## BEGIN

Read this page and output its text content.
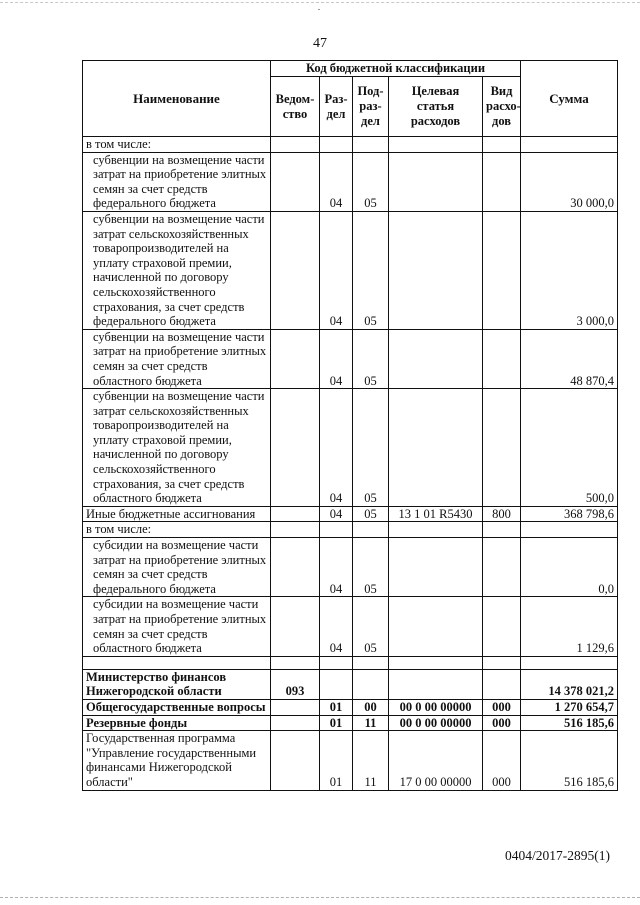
47
Наименование	Код бюджетной классификации					Сумма
	Ведом-ство	Раз-дел	Под-раз-дел	Целевая статья расходов	Вид расхо-дов	
в том числе:						
субвенции на возмещение части затрат на приобретение элитных семян за счет средств федерального бюджета		04	05			30 000,0
субвенции на возмещение части затрат сельскохозяйственных товаропроизводителей на уплату страховой премии, начисленной по договору сельскохозяйственного страхования, за счет средств федерального бюджета		04	05			3 000,0
субвенции на возмещение части затрат на приобретение элитных семян за счет средств областного бюджета		04	05			48 870,4
субвенции на возмещение части затрат сельскохозяйственных товаропроизводителей на уплату страховой премии, начисленной по договору сельскохозяйственного страхования, за счет средств областного бюджета		04	05			500,0
Иные бюджетные ассигнования		04	05	13 1 01 R5430	800	368 798,6
в том числе:						
субсидии на возмещение части затрат на приобретение элитных семян за счет средств федерального бюджета		04	05			0,0
субсидии на возмещение части затрат на приобретение элитных семян за счет средств областного бюджета		04	05			1 129,6

Министерство финансов Нижегородской области	093					14 378 021,2
Общегосударственные вопросы		01	00	00 0 00 00000	000	1 270 654,7
Резервные фонды		01	11	00 0 00 00000	000	516 185,6
Государственная программа "Управление государственными финансами Нижегородской области"		01	11	17 0 00 00000	000	516 185,6
0404/2017-2895(1)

## END

The task: Pull every line containing the word "сельскохозяйственных" out of the material and copy it.

Reply to the task:
субвенции на возмещение части затрат сельскохозяйственных товаропроизводителей на уплату страховой премии, начисленной по договору сельскохозяйственного страхования, за счет средств федерального бюджета		04	05			3 000,0
субвенции на возмещение части затрат сельскохозяйственных товаропроизводителей на уплату страховой премии, начисленной по договору сельскохозяйственного страхования, за счет средств областного бюджета		04	05			500,0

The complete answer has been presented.